## TASK DESCRIPTION
Return every line of the data below that includes the string "market".

— start —

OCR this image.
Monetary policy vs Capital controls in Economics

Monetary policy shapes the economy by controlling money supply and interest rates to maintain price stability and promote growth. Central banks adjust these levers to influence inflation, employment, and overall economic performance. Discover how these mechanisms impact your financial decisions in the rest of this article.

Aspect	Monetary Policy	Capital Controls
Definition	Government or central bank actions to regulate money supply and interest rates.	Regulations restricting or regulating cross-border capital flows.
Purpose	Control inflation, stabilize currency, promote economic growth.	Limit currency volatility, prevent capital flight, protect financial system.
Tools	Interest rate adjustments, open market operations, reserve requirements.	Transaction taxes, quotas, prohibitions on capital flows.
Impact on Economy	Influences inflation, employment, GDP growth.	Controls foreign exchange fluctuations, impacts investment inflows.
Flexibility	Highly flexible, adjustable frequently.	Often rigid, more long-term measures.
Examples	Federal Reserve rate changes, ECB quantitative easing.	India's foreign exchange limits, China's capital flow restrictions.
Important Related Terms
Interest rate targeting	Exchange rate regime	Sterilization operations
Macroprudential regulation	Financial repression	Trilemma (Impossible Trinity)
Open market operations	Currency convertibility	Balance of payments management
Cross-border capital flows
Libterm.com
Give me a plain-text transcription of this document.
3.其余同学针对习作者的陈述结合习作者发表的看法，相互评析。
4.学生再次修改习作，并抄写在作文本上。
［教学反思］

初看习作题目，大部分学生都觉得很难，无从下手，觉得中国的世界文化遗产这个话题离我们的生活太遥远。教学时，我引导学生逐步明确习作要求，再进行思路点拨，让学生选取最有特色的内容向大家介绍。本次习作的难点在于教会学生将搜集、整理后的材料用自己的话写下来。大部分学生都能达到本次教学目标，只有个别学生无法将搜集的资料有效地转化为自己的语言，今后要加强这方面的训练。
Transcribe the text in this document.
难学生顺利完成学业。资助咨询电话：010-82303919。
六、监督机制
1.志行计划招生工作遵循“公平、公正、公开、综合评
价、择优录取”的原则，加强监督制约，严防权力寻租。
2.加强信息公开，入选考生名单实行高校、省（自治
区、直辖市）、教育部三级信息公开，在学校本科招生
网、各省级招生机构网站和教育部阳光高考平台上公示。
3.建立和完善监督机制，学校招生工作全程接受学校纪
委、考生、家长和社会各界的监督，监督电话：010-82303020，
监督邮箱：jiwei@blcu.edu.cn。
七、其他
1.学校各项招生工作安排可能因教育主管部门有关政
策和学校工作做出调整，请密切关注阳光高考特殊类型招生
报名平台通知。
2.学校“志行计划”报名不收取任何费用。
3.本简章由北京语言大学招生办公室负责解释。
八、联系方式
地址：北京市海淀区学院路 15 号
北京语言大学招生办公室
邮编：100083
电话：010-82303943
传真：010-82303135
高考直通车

— end —

## REPLY TO THE EXERCISE
Tools	Interest rate adjustments, open market operations, reserve requirements.	Transaction taxes, quotas, prohibitions on capital flows.
Open market operations	Currency convertibility	Balance of payments management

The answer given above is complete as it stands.